BEGIN Data extract
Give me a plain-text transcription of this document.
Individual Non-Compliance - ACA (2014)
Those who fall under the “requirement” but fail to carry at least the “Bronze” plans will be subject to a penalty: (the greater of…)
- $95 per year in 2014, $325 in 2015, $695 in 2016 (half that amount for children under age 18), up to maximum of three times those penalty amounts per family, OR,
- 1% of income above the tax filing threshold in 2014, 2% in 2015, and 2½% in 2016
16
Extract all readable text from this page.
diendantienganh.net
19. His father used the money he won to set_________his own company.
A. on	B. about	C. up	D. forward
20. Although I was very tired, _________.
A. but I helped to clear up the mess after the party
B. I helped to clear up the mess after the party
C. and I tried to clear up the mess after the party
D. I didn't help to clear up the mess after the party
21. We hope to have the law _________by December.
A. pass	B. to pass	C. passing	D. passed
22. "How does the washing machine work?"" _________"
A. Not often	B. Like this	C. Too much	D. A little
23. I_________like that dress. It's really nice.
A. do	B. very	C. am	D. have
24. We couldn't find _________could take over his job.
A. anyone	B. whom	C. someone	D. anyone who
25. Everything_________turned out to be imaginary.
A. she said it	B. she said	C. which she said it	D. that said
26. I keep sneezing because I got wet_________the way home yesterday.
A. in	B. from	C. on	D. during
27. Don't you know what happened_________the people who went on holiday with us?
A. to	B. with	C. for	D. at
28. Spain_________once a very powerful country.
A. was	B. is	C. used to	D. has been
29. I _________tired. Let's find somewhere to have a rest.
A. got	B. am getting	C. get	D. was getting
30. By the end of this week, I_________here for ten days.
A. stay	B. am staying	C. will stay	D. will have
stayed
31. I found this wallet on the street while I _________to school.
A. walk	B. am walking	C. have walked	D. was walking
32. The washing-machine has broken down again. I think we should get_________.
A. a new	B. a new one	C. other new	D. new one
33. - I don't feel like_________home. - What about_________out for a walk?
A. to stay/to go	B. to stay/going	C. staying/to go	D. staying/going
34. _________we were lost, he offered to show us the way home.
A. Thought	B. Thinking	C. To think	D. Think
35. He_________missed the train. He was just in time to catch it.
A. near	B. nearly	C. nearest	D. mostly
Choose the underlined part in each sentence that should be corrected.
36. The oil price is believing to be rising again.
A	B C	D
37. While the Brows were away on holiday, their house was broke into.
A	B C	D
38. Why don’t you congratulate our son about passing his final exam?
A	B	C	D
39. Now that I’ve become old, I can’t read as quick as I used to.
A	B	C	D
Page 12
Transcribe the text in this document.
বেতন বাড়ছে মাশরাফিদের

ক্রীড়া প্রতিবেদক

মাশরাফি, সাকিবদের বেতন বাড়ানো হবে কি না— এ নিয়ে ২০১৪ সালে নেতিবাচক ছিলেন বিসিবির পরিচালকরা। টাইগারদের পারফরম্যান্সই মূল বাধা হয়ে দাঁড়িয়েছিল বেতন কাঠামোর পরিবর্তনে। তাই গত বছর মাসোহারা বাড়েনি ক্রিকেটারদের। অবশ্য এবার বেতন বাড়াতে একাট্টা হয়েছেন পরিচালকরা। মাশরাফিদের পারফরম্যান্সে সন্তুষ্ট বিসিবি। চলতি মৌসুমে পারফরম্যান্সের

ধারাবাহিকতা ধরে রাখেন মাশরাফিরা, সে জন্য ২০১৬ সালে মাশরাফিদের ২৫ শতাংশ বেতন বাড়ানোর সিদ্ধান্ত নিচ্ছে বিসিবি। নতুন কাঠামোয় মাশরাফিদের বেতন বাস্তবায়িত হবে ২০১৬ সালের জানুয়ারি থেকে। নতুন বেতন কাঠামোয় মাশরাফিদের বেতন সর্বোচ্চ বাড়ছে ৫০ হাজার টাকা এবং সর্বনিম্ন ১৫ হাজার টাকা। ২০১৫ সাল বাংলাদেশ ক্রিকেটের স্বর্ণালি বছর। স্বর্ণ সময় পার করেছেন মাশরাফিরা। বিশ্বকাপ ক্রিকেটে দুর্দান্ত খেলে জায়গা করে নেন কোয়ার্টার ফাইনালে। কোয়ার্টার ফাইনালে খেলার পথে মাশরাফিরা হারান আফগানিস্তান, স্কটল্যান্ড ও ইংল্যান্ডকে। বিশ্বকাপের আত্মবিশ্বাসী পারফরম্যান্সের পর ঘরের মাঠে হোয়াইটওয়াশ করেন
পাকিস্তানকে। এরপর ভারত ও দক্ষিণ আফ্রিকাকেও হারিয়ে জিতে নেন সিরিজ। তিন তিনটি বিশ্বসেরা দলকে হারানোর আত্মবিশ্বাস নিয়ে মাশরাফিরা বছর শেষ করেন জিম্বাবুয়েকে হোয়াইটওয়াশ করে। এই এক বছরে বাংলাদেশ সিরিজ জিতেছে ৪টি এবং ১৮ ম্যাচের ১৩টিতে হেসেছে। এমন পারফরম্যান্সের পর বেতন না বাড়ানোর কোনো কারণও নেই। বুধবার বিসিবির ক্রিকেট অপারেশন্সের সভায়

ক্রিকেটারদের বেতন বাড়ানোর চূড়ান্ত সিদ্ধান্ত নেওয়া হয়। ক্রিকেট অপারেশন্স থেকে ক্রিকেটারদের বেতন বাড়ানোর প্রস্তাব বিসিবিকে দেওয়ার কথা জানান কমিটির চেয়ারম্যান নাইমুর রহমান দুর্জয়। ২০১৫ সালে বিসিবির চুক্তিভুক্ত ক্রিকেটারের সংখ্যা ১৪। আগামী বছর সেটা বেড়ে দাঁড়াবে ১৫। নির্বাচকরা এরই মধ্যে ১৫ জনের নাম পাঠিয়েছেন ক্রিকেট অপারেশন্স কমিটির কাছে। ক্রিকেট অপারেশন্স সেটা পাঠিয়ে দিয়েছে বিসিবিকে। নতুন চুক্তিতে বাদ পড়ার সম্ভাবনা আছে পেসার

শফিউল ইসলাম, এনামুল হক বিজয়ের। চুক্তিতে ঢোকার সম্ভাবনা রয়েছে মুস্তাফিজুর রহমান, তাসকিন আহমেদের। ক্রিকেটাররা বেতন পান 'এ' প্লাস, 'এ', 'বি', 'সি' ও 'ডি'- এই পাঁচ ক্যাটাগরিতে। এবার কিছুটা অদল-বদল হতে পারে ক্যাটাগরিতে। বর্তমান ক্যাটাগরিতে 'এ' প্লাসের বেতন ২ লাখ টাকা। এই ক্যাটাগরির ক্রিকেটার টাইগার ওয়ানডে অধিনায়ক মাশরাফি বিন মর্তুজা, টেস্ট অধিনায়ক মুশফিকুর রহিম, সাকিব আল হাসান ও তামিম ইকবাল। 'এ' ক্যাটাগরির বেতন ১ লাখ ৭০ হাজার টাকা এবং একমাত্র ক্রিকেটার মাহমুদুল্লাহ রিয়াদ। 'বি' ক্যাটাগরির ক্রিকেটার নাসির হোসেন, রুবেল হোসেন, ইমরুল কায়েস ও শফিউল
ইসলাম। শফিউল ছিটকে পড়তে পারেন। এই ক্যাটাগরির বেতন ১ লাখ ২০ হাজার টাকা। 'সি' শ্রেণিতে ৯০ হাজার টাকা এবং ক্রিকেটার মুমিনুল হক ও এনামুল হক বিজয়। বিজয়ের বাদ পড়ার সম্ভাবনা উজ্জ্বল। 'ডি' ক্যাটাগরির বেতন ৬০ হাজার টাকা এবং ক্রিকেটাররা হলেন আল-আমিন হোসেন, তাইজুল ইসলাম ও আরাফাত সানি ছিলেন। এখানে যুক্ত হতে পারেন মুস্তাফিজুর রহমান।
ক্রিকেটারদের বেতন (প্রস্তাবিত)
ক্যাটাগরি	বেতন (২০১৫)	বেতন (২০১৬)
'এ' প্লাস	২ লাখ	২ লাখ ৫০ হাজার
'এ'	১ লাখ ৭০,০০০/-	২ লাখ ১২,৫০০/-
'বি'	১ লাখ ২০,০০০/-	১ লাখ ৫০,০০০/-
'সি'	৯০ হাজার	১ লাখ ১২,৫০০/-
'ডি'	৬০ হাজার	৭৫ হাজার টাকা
END Data extract
Exercise aim: Find the word "text" in the entries, and copy every line it shows up in.

Correct result:
Give me a plain-text transcription of this document.
Extract all readable text from this page.
Transcribe the text in this document.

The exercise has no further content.